§ MATERIAL FOR THE TASK
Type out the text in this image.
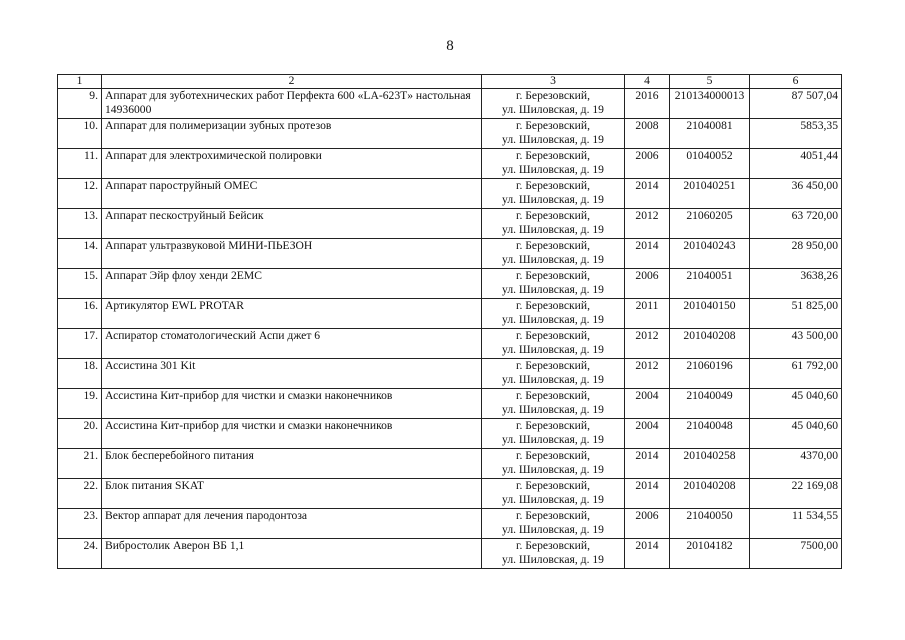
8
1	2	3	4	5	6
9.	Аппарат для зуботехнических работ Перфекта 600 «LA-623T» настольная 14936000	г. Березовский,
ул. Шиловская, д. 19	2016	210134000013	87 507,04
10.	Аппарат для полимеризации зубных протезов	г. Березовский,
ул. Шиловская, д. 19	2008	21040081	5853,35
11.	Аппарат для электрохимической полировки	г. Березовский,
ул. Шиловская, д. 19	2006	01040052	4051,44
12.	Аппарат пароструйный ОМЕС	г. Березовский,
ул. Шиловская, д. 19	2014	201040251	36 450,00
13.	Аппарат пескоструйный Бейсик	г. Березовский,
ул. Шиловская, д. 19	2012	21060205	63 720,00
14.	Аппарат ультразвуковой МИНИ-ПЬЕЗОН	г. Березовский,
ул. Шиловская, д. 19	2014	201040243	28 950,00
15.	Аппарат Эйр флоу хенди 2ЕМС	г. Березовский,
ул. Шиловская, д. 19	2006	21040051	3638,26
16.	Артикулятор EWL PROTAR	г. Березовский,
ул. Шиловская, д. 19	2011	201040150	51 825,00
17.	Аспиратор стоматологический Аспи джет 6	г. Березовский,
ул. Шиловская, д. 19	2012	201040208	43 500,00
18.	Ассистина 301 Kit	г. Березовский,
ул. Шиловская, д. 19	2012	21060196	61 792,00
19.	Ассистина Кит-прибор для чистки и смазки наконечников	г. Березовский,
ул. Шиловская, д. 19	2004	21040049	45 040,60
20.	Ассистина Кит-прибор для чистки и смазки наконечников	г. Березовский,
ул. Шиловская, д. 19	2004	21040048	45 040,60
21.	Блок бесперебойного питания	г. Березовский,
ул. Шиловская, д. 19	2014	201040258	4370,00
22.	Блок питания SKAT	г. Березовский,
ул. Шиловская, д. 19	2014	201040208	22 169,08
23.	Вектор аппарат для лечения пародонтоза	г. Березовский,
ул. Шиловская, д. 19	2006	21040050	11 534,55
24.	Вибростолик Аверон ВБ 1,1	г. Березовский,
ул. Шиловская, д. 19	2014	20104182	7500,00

§ REQUIREMENTS
Which lines contain the word "наконечников"? Return each of them.

§ OUTPUT OF THE EXERCISE
19.	Ассистина Кит-прибор для чистки и смазки наконечников	г. Березовский,
20.	Ассистина Кит-прибор для чистки и смазки наконечников	г. Березовский,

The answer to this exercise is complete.